### Your objective:
Can you pull out each line of the data below that includes the word "this"?

### Dataset content:

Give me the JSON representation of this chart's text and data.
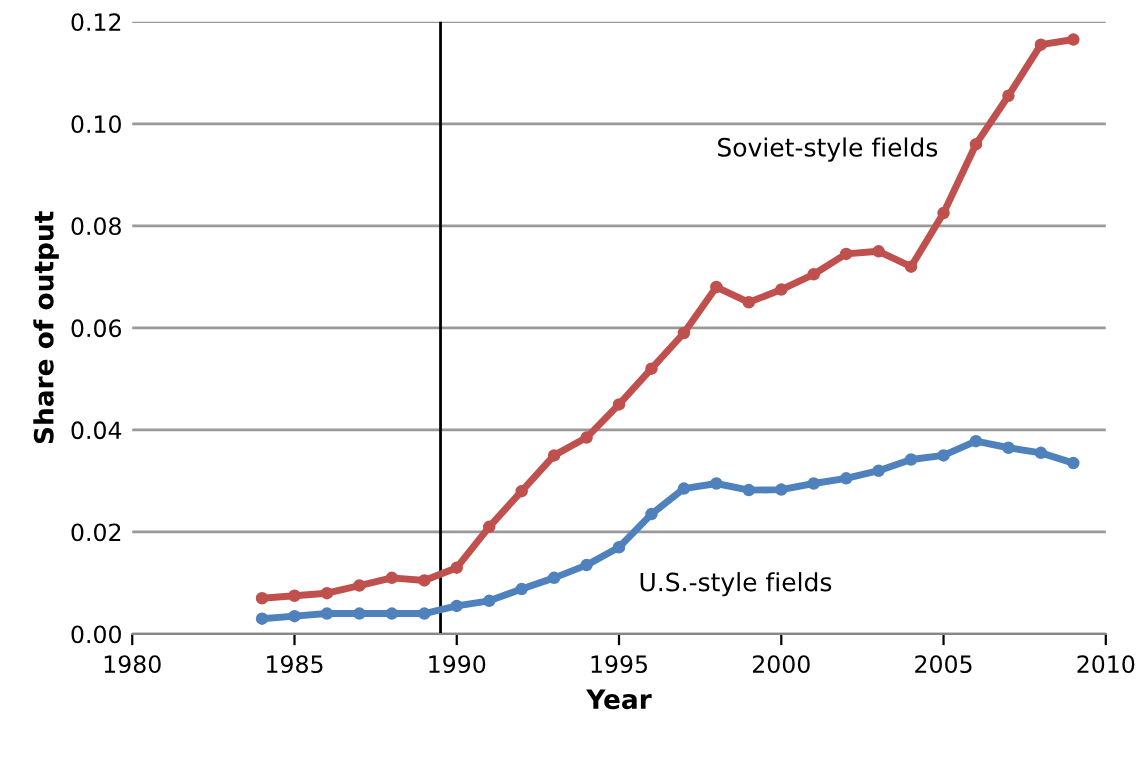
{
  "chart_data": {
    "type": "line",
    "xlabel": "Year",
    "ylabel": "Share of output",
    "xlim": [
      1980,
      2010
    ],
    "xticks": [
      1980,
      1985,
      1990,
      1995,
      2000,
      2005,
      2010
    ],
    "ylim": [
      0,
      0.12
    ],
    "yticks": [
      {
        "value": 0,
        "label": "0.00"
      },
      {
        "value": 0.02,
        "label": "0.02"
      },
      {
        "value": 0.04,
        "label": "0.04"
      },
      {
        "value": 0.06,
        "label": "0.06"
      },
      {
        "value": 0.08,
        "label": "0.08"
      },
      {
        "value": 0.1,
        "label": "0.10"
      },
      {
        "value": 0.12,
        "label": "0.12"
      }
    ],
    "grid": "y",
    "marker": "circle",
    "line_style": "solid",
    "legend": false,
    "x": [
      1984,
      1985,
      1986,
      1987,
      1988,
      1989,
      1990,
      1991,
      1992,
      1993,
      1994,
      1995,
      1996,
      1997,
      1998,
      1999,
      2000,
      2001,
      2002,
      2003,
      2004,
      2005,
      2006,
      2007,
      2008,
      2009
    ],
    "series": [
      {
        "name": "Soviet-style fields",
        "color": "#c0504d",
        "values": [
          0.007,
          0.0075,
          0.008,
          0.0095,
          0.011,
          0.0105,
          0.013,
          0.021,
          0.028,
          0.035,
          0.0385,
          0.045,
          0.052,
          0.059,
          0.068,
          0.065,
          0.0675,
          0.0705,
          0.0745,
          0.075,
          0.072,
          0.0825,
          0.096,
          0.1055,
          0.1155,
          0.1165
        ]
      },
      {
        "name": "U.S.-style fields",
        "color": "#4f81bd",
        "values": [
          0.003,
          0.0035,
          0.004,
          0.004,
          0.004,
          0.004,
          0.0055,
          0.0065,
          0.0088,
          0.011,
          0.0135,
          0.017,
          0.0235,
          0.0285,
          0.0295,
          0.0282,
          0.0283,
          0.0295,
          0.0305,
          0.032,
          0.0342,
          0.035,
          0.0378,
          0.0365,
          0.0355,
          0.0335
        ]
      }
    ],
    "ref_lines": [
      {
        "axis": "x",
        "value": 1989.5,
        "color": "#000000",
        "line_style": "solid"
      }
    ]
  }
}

--

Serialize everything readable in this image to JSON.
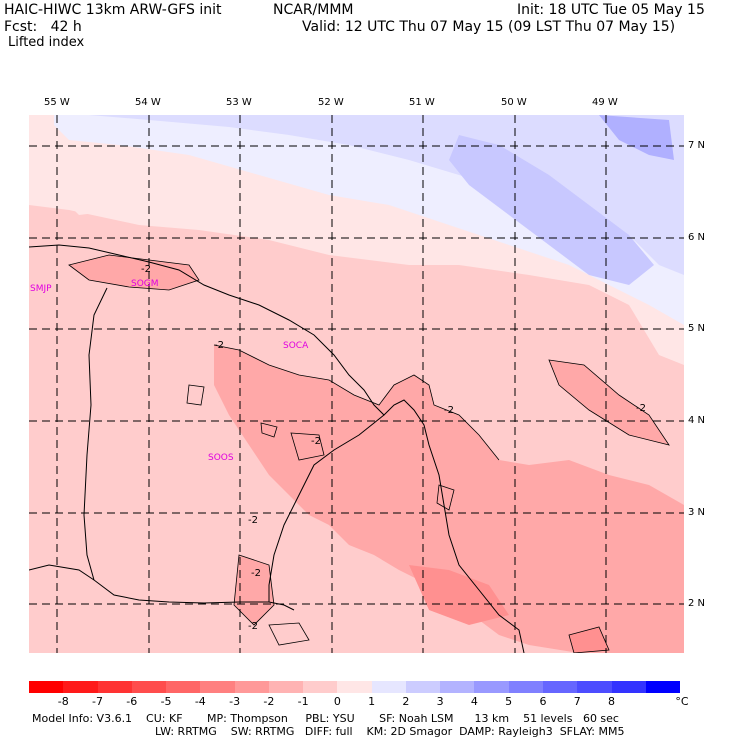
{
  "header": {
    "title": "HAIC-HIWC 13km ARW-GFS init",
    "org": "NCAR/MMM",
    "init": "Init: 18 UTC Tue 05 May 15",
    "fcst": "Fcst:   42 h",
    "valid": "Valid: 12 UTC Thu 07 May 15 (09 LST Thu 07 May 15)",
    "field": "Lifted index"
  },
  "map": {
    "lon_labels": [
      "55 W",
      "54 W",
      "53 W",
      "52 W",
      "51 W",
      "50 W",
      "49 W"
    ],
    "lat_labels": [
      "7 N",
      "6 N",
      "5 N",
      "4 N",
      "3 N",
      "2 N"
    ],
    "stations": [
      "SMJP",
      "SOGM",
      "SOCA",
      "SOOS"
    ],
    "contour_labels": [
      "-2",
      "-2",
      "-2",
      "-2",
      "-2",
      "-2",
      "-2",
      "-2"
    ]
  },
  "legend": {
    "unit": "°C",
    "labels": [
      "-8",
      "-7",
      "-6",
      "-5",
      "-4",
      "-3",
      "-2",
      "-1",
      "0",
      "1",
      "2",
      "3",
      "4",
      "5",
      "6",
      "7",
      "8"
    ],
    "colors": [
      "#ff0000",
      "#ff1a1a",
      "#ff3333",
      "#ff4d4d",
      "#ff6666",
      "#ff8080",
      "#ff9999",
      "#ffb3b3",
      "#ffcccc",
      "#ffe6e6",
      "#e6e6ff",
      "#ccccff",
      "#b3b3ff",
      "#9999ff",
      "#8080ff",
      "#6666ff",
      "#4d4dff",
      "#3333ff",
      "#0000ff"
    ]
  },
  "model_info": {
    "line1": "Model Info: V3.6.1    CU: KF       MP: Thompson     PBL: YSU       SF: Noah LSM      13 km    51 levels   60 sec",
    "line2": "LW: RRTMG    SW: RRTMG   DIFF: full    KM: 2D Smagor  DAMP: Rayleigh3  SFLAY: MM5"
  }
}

### Answer to the task:
Give me the JSON representation of this chart's text and data.
Serialize everything readable in this image to JSON.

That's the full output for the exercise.